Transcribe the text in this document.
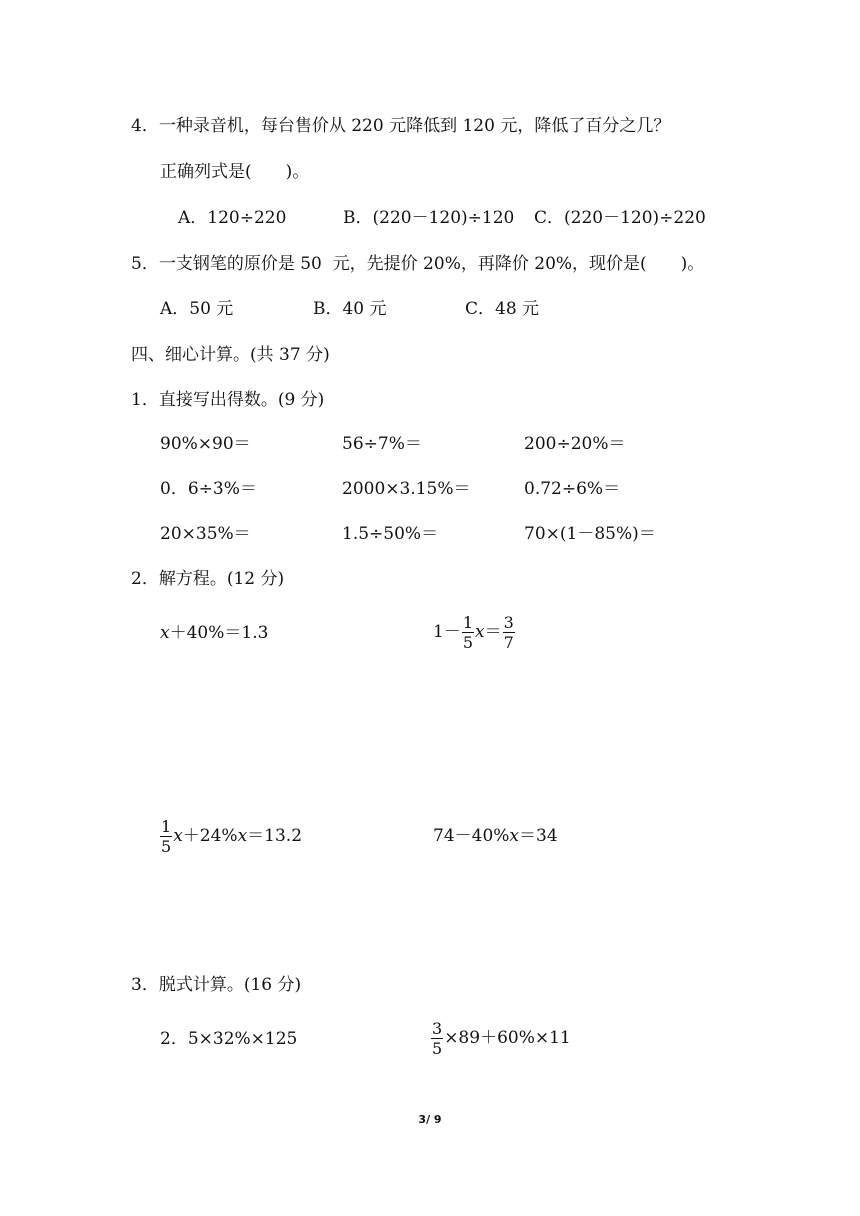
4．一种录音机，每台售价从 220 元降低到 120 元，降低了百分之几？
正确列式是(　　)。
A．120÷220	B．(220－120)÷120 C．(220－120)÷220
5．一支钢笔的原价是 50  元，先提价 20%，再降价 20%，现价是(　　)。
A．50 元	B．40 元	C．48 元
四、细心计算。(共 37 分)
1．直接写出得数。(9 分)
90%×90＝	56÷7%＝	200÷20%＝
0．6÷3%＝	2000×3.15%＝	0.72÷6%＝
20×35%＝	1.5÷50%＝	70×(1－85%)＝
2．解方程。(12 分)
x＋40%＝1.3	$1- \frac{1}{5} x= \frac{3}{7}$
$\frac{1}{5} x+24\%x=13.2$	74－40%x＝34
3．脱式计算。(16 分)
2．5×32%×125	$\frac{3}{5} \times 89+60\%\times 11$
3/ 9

==

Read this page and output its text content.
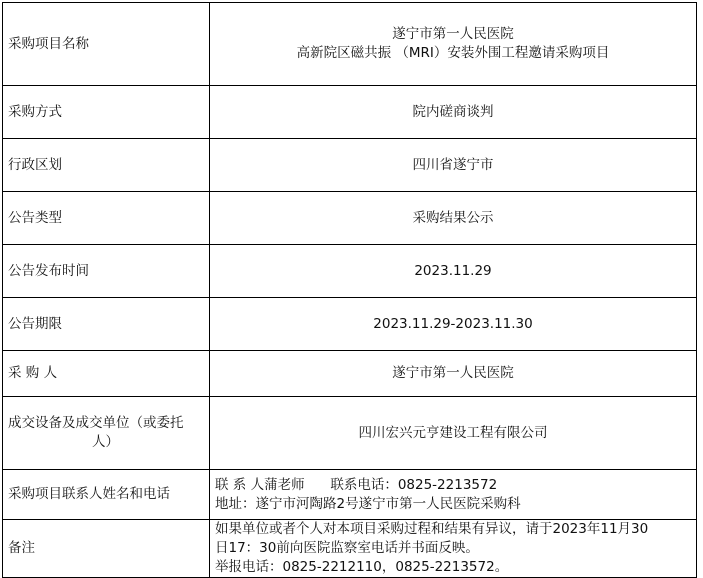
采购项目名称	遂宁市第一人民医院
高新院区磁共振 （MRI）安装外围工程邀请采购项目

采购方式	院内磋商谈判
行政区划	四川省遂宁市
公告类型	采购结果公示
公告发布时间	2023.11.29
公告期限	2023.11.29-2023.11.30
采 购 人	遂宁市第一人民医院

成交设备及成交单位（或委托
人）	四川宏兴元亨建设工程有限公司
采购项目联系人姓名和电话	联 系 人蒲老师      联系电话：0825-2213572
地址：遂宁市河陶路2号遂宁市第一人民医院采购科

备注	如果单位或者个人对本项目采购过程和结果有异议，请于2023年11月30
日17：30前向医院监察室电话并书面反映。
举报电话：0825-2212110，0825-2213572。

**WHAT TO WORK ON**
Copy every line of the listing that includes the string "this".

**THE RESPONSE**
Transcribe the text in this document.
Read this page and output its text content.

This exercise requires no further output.